-- Start AVAILABLE DATA --

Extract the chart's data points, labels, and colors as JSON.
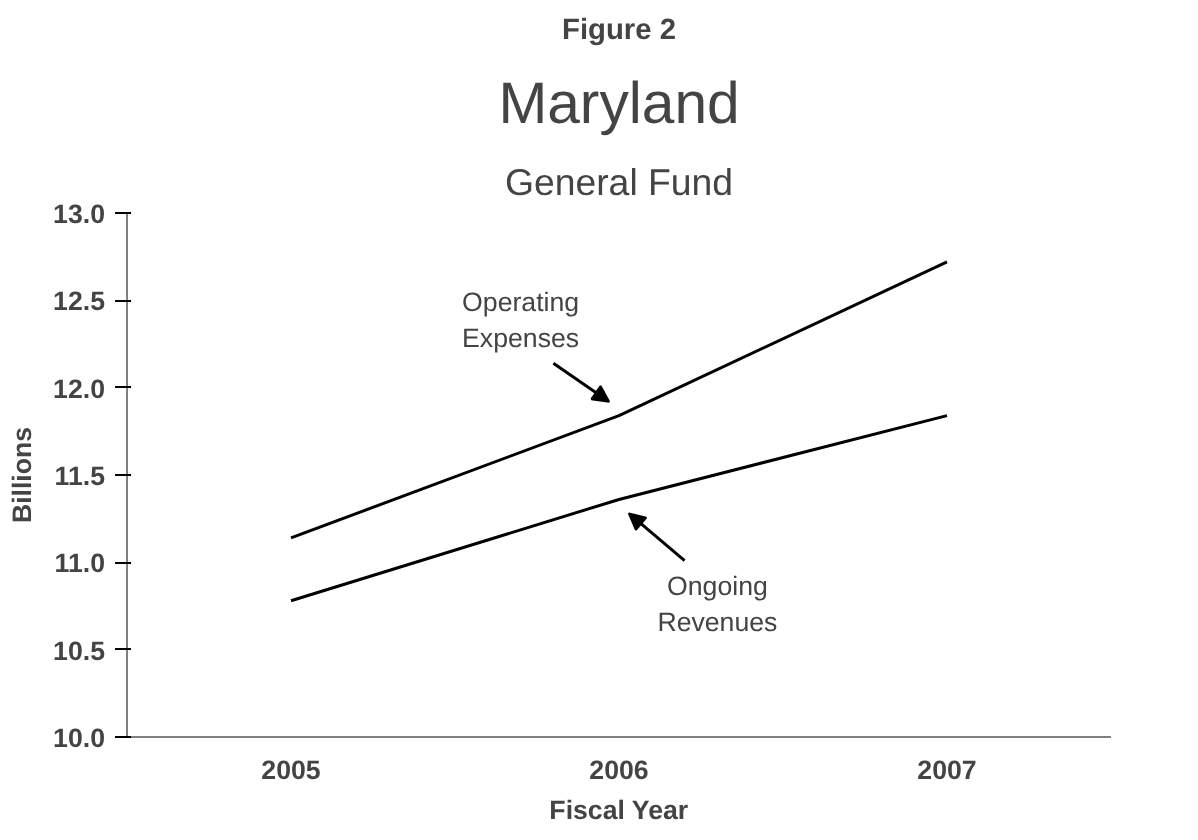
{
  "chart_data": {
    "type": "line",
    "title": "Maryland",
    "subtitle": "General Fund",
    "xlabel": "Fiscal Year",
    "ylabel": "Billions",
    "categories": [
      "2005",
      "2006",
      "2007"
    ],
    "series": [
      {
        "color": "#000000",
        "values": [
          11.14,
          11.84,
          12.72
        ]
      },
      {
        "color": "#000000",
        "values": [
          10.78,
          11.36,
          11.84
        ]
      }
    ],
    "ylim": [
      10,
      13
    ],
    "yticks": [
      {
        "value": 10,
        "label": "10.0"
      },
      {
        "value": 10.5,
        "label": "10.5"
      },
      {
        "value": 11,
        "label": "11.0"
      },
      {
        "value": 11.5,
        "label": "11.5"
      },
      {
        "value": 12,
        "label": "12.0"
      },
      {
        "value": 12.5,
        "label": "12.5"
      },
      {
        "value": 13,
        "label": "13.0"
      }
    ],
    "grid": false,
    "annotations": [
      "Figure 2",
      {
        "text": "Operating\nExpenses",
        "x": "2006",
        "y": 11.84
      },
      {
        "text": "Ongoing\nRevenues",
        "x": "2006",
        "y": 11.36
      }
    ]
  }
}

-- End AVAILABLE DATA --

→ EXERCISE GOAL: Without the pictures, reproduce every line of the records above exactly.

→ ANSWER IN FULL:
Extract the chart's data points, labels, and colors as JSON.
{
  "chart_data": {
    "type": "line",
    "title": "Maryland",
    "subtitle": "General Fund",
    "xlabel": "Fiscal Year",
    "ylabel": "Billions",
    "categories": [
      "2005",
      "2006",
      "2007"
    ],
    "series": [
      {
        "color": "#000000",
        "values": [
          11.14,
          11.84,
          12.72
        ]
      },
      {
        "color": "#000000",
        "values": [
          10.78,
          11.36,
          11.84
        ]
      }
    ],
    "ylim": [
      10,
      13
    ],
    "yticks": [
      {
        "value": 10,
        "label": "10.0"
      },
      {
        "value": 10.5,
        "label": "10.5"
      },
      {
        "value": 11,
        "label": "11.0"
      },
      {
        "value": 11.5,
        "label": "11.5"
      },
      {
        "value": 12,
        "label": "12.0"
      },
      {
        "value": 12.5,
        "label": "12.5"
      },
      {
        "value": 13,
        "label": "13.0"
      }
    ],
    "grid": false,
    "annotations": [
      "Figure 2",
      {
        "text": "Operating\nExpenses",
        "x": "2006",
        "y": 11.84
      },
      {
        "text": "Ongoing\nRevenues",
        "x": "2006",
        "y": 11.36
      }
    ]
  }
}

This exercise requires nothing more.